§ REQUIRED WORK: Scan the material that follows. Copy every line containing the word "page".

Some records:
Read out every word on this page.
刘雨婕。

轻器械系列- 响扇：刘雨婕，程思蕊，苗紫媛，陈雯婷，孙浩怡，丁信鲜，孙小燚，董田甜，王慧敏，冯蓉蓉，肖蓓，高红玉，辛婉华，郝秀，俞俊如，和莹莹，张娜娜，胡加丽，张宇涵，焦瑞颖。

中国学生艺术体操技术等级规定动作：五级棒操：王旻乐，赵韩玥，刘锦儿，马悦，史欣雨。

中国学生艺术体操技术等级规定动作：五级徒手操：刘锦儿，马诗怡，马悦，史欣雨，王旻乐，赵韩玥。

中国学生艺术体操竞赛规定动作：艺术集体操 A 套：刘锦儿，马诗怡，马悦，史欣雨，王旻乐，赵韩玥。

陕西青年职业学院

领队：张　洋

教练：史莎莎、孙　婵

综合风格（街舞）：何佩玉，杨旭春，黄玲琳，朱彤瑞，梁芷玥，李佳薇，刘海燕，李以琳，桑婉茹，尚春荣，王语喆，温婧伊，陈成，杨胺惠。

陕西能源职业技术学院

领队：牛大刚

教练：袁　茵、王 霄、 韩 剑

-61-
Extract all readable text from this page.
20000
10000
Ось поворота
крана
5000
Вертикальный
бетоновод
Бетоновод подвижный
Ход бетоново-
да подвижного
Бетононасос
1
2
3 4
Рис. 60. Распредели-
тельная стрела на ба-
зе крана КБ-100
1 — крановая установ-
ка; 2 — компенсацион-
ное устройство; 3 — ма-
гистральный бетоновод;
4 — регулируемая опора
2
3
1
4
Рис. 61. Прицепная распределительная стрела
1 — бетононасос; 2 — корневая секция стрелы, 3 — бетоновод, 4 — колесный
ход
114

§ TASK SOLUTION:
Read out every word on this page.
Extract all readable text from this page.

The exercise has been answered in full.